+++ GIVEN DATA

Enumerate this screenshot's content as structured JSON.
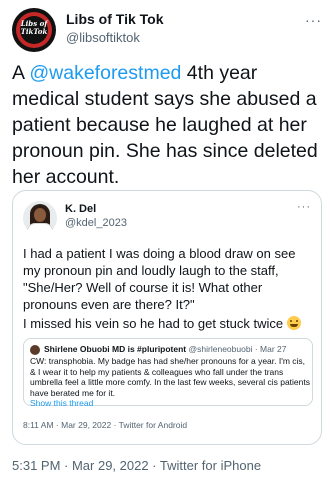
{
  "author": {
    "name": "Libs of Tik Tok",
    "handle": "@libsoftiktok",
    "avatar_text_line1": "Libs of",
    "avatar_text_line2": "TikTok",
    "more": "···"
  },
  "tweet": {
    "text_prefix": "A ",
    "mention": "@wakeforestmed",
    "text_rest": " 4th year medical student says she abused a patient because he laughed at her pronoun pin. She has since deleted her account."
  },
  "quote": {
    "name": "K. Del",
    "handle": "@kdel_2023",
    "more": "···",
    "paragraph1": "I had a patient I was doing a blood draw on see my pronoun pin and loudly laugh to the staff, \"She/Her? Well of course it is! What other pronouns even are there? It?\"",
    "paragraph2": "I missed his vein so he had to get stuck twice",
    "emoji": "grimacing-face",
    "nested": {
      "name": "Shirlene Obuobi MD is #pluripotent",
      "handle": "@shirleneobuobi",
      "date": "· Mar 27",
      "text": "CW: transphobia. My badge has had she/her pronouns for a year. I'm cis, & I wear it to help  my patients & colleagues who fall under the trans umbrella feel a little more comfy. In the last few weeks, several cis patients have berated me for it.",
      "show_thread": "Show this thread"
    },
    "timestamp": "8:11 AM · Mar 29, 2022 · Twitter for Android"
  },
  "footer": {
    "timestamp": "5:31 PM · Mar 29, 2022 · Twitter for iPhone"
  },
  "colors": {
    "link": "#1d9bf0",
    "secondary_text": "#536471",
    "border": "#cfd9de"
  }
}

++++++

WHAT IS NEEDED >>
Your answer must be a single number: the count of lines in these records that contain "Twitter".

ANSWER BELOW >>
2